Evacuations lifted for flooded California wine country towns

Residents begin to take stock of damage, mop up after water recedes

By JOSH EDELSON and OLGA R. RODRIGUEZ, Jssociated Press
Published: March 1, 2019, 4:55pm
6 Photos
Farmhand Deli co-owner Jason Flint surveys the damage inside his restaurant Friday along River Road in Guerneville, Calif., as flood waters from the Russian River continue to recede.
Farmhand Deli co-owner Jason Flint surveys the damage inside his restaurant Friday along River Road in Guerneville, Calif., as flood waters from the Russian River continue to recede. josh edelson/Associated Press Photo Gallery

GUERNEVILLE, Calif. — Jason Flint prepared for flooding in Northern California by putting his deli’s valuable equipment on pallets and milk crates stacked several feet above the ground.

It wasn’t enough, as he found out Friday when he returned to Guerneville after two days of flooding in Sonoma County’s famed wine country. Mud-covered refrigerators, display cases and food crates were strewn about by 6-foot-high murky water.

“My entire deli is wiped out,” Flint said. “It’s crazy. It’s too much to get my head around this.”

Evacuation orders were lifted and all roads into Guerneville and neighboring Monte Rio were opened Friday, almost three days after being cut off by the rain-swollen Russian River.

Days of heavy rain had left the towns reachable only by boat Wednesday. About 2,600 homes, businesses and other structures in the popular tourist destination were flooded by water up to 8 feet deep and at least 3,500 people were ordered to evacuate.

No one was injured or killed. However, more than 200 miles north, a man drowned while trying to reach his Humboldt County home by walking through about 5 feet of water.

Benito Nunez-Rodriguez, 35, of Ferndale was trying to walk from his job at a dairy farm to his home through up to 5 feet of water Wednesday evening when he was carried away by the fast-moving current, said Samantha Karges, a spokeswoman with the Humboldt County Sheriff’s Office.

Co-workers had tried to encourage Nunez-Rodriguez to spend the night with them rather than cross the flood waters, but he wanted to get home, Joseph Alexandre, manager of Alexandre Family Farm, said Friday.

“We’re all pretty shaken up about what happened and thinking what could we have done differently,” Alexandre said.

On the main road in Guerneville, business owners inspected the damage caused by floodwaters that rose 46 feet Wednesday night.

◆ **OBJECTIVES**
#1 Using the flood article, explain why Guerneville and Monte Rio could be reached only by boat on Wednesday.
#2 Transcribe the part of the flood article that opens with the words "Evacuation orders were" and closes with "ordered to evacuate.".

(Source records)
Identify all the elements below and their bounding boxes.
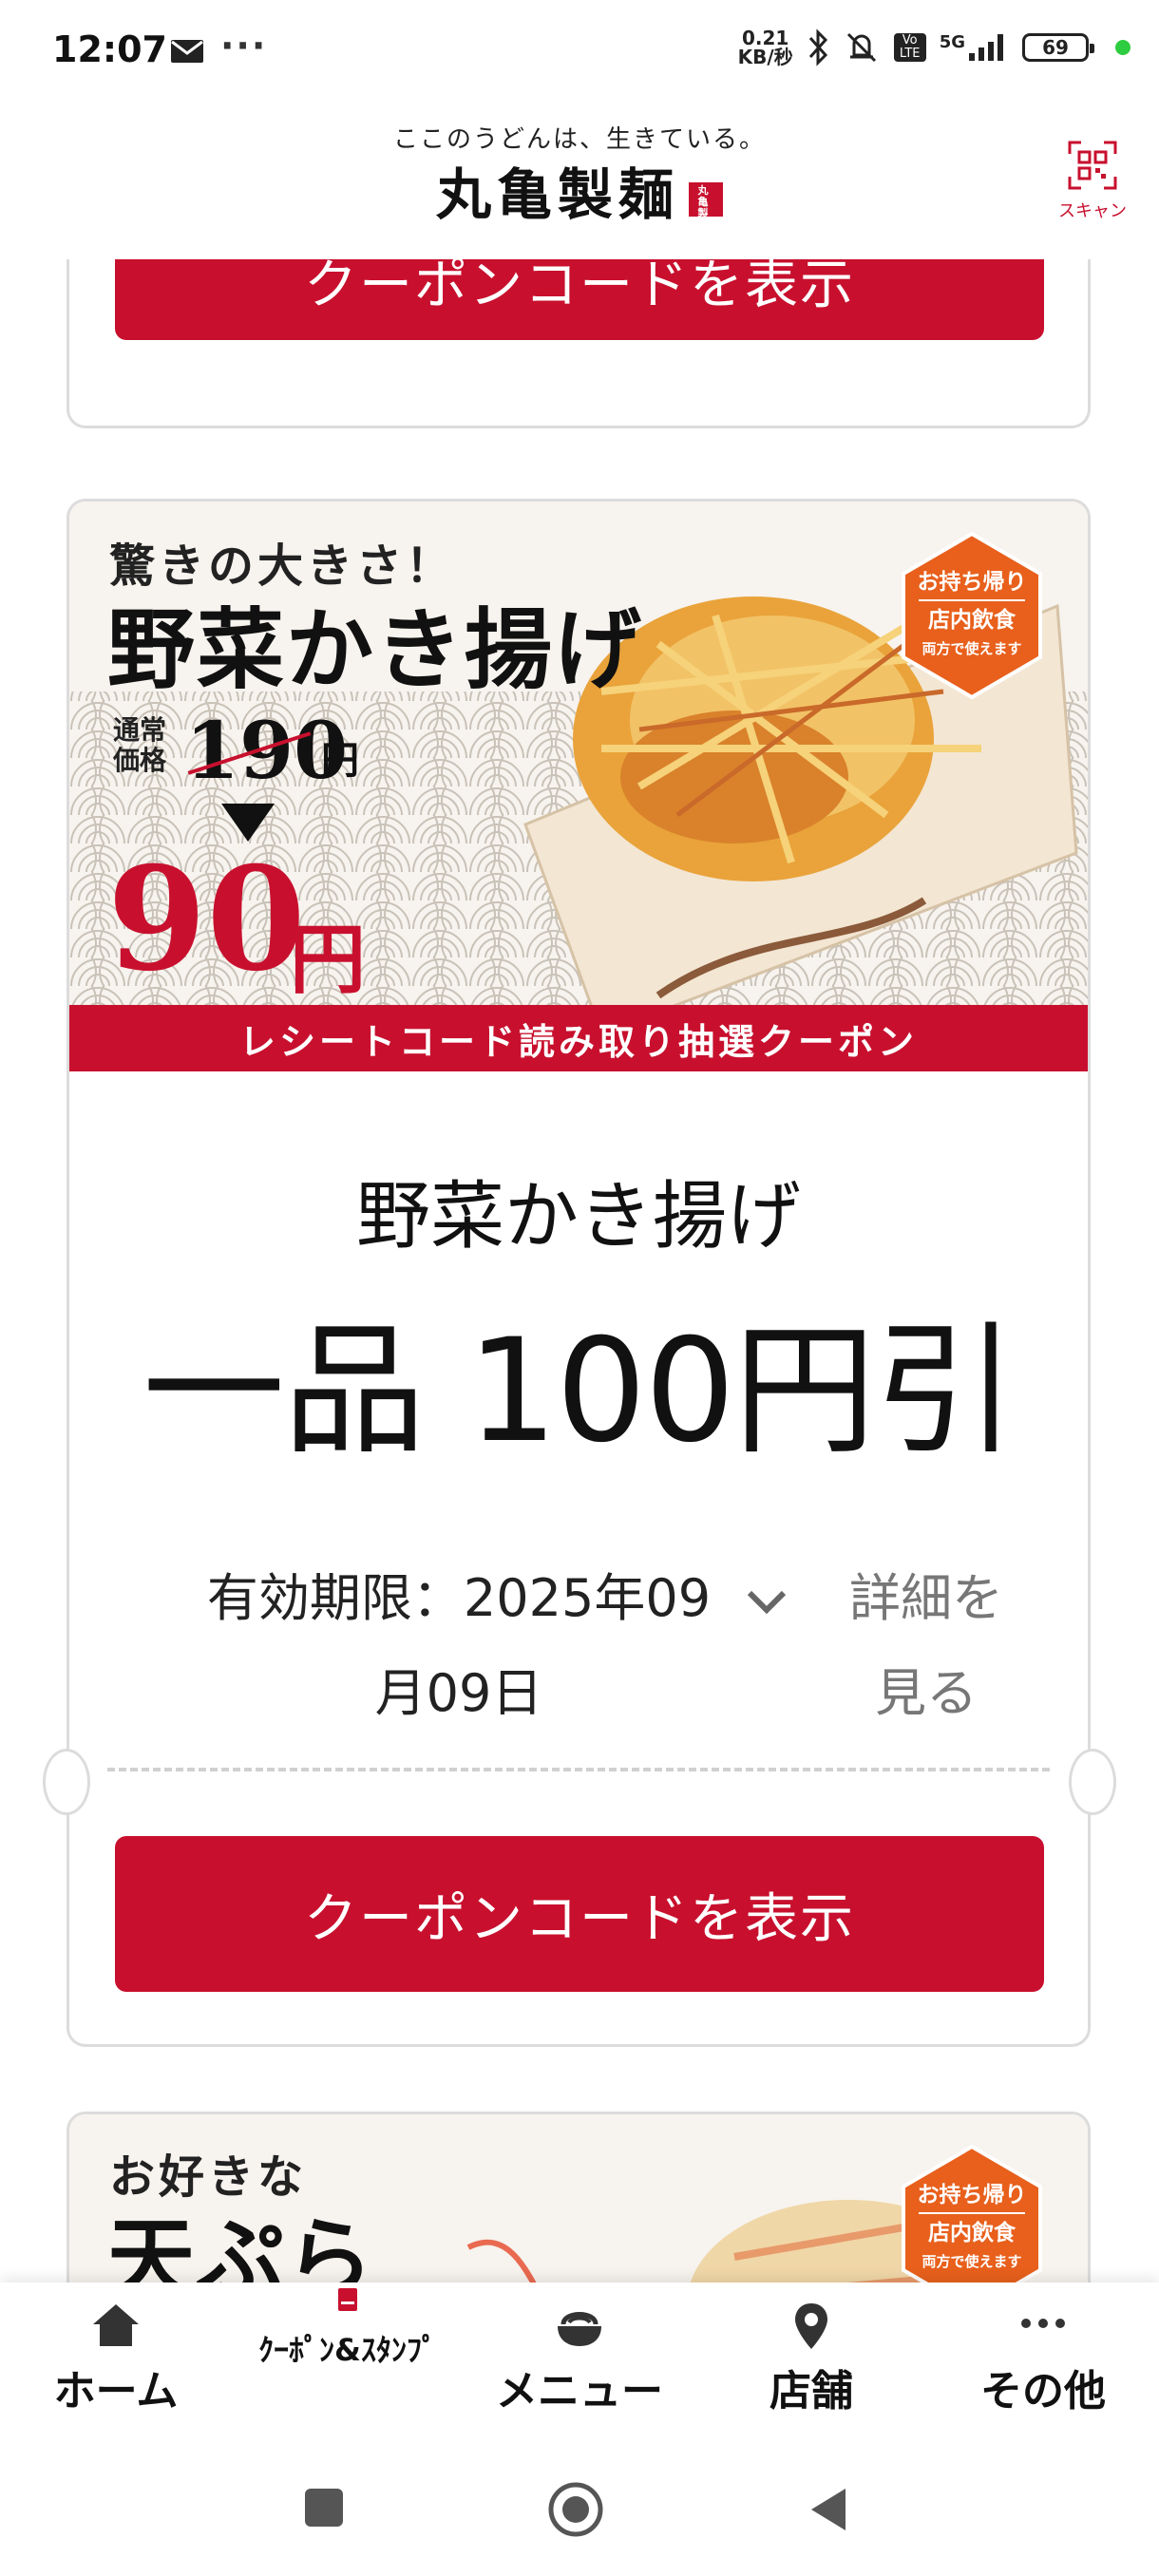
- show-coupon-code-label: クーポンコードを表示: [304, 259, 855, 316]
- status-more-dots: ···: [220, 25, 268, 66]
- bottom-navigation: ホーム ｸｰﾎﾟﾝ&ｽﾀﾝﾌﾟ メニュー 店舗 その他: [0, 2282, 1159, 2443]
- home-button-icon[interactable]: [547, 2481, 604, 2538]
- banner-sale-price-unit: 円: [290, 915, 366, 1004]
- mail-icon: [171, 40, 203, 63]
- battery-icon: 69: [1022, 33, 1094, 62]
- app-header: ここのうどんは、生きている。 丸亀製麺 丸亀製麺 スキャン: [0, 112, 1159, 259]
- details-label-line1: 詳細を: [849, 1568, 1003, 1628]
- coupon-card-next[interactable]: お好きな 天ぷら お持ち帰り 店内飲食 両方で使えます: [66, 2112, 1091, 2282]
- perforation-divider: [107, 1768, 1050, 1771]
- scan-button[interactable]: スキャン: [1045, 141, 1140, 222]
- coupon-card: 驚きの大きさ！ 野菜かき揚げ 通常価格 190 円 90 円 お持ち帰り 店内飲…: [66, 499, 1091, 2047]
- badge-line1: お持ち帰り: [918, 570, 1027, 595]
- nav-stores[interactable]: 店舗: [695, 2282, 927, 2443]
- show-coupon-code-button[interactable]: クーポンコードを表示: [115, 1836, 1044, 1992]
- nav-menu-label: メニュー: [496, 2367, 663, 2415]
- coupon-banner-image[interactable]: お好きな 天ぷら お持ち帰り 店内飲食 両方で使えます: [69, 2114, 1088, 2282]
- brand-logo: 丸亀製麺 丸亀製麺: [0, 150, 1159, 231]
- details-label-line2: 見る: [875, 1663, 978, 1723]
- coupon-card-previous: クーポンコードを表示: [66, 259, 1091, 428]
- status-time: 12:07: [52, 28, 167, 70]
- banner-product-name: 天ぷら: [107, 2207, 376, 2282]
- nav-more-label: その他: [980, 2367, 1106, 2415]
- network-speed-value: 0.21: [741, 27, 789, 49]
- status-indicator-dot: [1115, 40, 1130, 55]
- banner-normal-price-label: 通常価格: [113, 714, 167, 776]
- bluetooth-icon: [808, 28, 827, 66]
- signal-icon: [969, 34, 1003, 61]
- badge-line2: 店内飲食: [928, 607, 1016, 633]
- qr-scan-icon: [1068, 141, 1117, 190]
- bowl-icon: [558, 2312, 601, 2346]
- nav-menu[interactable]: メニュー: [464, 2282, 695, 2443]
- home-icon: [93, 2304, 139, 2346]
- volte-icon: Vo LTE: [893, 33, 926, 62]
- nav-stores-label: 店舗: [770, 2367, 853, 2415]
- banner-product-name: 野菜かき揚げ: [107, 598, 644, 701]
- coupon-icon: [338, 2288, 357, 2311]
- show-coupon-code-label: クーポンコードを表示: [304, 1887, 855, 1950]
- coupon-list[interactable]: クーポンコードを表示 驚きの大きさ！ 野菜かき揚げ 通常価格 190 円 90 …: [0, 259, 1159, 2282]
- brand-name: 丸亀製麺: [435, 162, 679, 227]
- more-icon: [1021, 2319, 1065, 2328]
- nav-more[interactable]: その他: [927, 2282, 1159, 2443]
- recent-apps-icon[interactable]: [302, 2486, 346, 2529]
- scan-label: スキャン: [1058, 201, 1127, 221]
- nav-coupon-stamp-label: ｸｰﾎﾟﾝ&ｽﾀﾝﾌﾟ: [258, 2332, 437, 2368]
- badge-line3: 両方で使えます: [922, 2253, 1021, 2270]
- badge-line1: お持ち帰り: [918, 2183, 1027, 2207]
- chevron-down-icon: [747, 1590, 787, 1615]
- show-coupon-code-button[interactable]: クーポンコードを表示: [115, 259, 1044, 340]
- network-type: 5G: [939, 32, 965, 52]
- coupon-discount-value: 一品 100円引: [142, 1309, 1016, 1474]
- network-speed-unit: KB/秒: [737, 46, 793, 68]
- coupon-expiry: 有効期限：2025年09 月09日: [126, 1551, 791, 1741]
- banner-strip: レシートコード読み取り抽選クーポン: [69, 1005, 1088, 1071]
- takeout-dinein-badge: お持ち帰り 店内飲食 両方で使えます: [902, 531, 1042, 700]
- coupon-banner-image[interactable]: 驚きの大きさ！ 野菜かき揚げ 通常価格 190 円 90 円 お持ち帰り 店内飲…: [69, 502, 1088, 1071]
- badge-line2: 店内飲食: [928, 2220, 1016, 2245]
- details-toggle[interactable]: 詳細を 見る: [746, 1551, 1031, 1741]
- brand-seal: 丸亀製麺: [689, 182, 723, 231]
- ticket-notch-left: [43, 1749, 90, 1815]
- ticket-notch-right: [1069, 1749, 1116, 1815]
- nav-home[interactable]: ホーム: [0, 2282, 232, 2443]
- location-pin-icon: [795, 2303, 827, 2349]
- banner-sale-price: 90: [107, 836, 306, 1003]
- badge-line3: 両方で使えます: [922, 640, 1021, 657]
- back-icon[interactable]: [808, 2486, 849, 2533]
- status-bar: 12:07 ··· 0.21 KB/秒 Vo LTE 5G 69: [0, 0, 1159, 112]
- takeout-dinein-badge: お持ち帰り 店内飲食 両方で使えます: [902, 2144, 1042, 2282]
- coupon-expiry-line1: 有効期限：2025年09: [206, 1568, 712, 1628]
- banner-normal-price-unit: 円: [321, 738, 359, 783]
- mute-icon: [846, 32, 876, 63]
- nav-coupon-stamp[interactable]: ｸｰﾎﾟﾝ&ｽﾀﾝﾌﾟ: [232, 2282, 464, 2443]
- system-navigation-bar: [0, 2443, 1159, 2576]
- coupon-title: 野菜かき揚げ: [355, 1174, 801, 1260]
- nav-home-label: ホーム: [53, 2367, 179, 2415]
- coupon-expiry-line2: 月09日: [374, 1663, 543, 1723]
- network-speed: 0.21 KB/秒: [738, 28, 793, 66]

◆ **ANSWERS GIVEN**
#1 Days of heavy rain had swollen the Russian River, which cut the towns off. Only boats could reach them until the roads reopened on Friday.

#2
Evacuation orders were lifted and all roads into Guerneville and neighboring Monte Rio were opened Friday, almost three days after being cut off by the rain-swollen Russian River.

Days of heavy rain had left the towns reachable only by boat Wednesday. About 2,600 homes, businesses and other structures in the popular tourist destination were flooded by water up to 8 feet deep and at least 3,500 people were ordered to evacuate.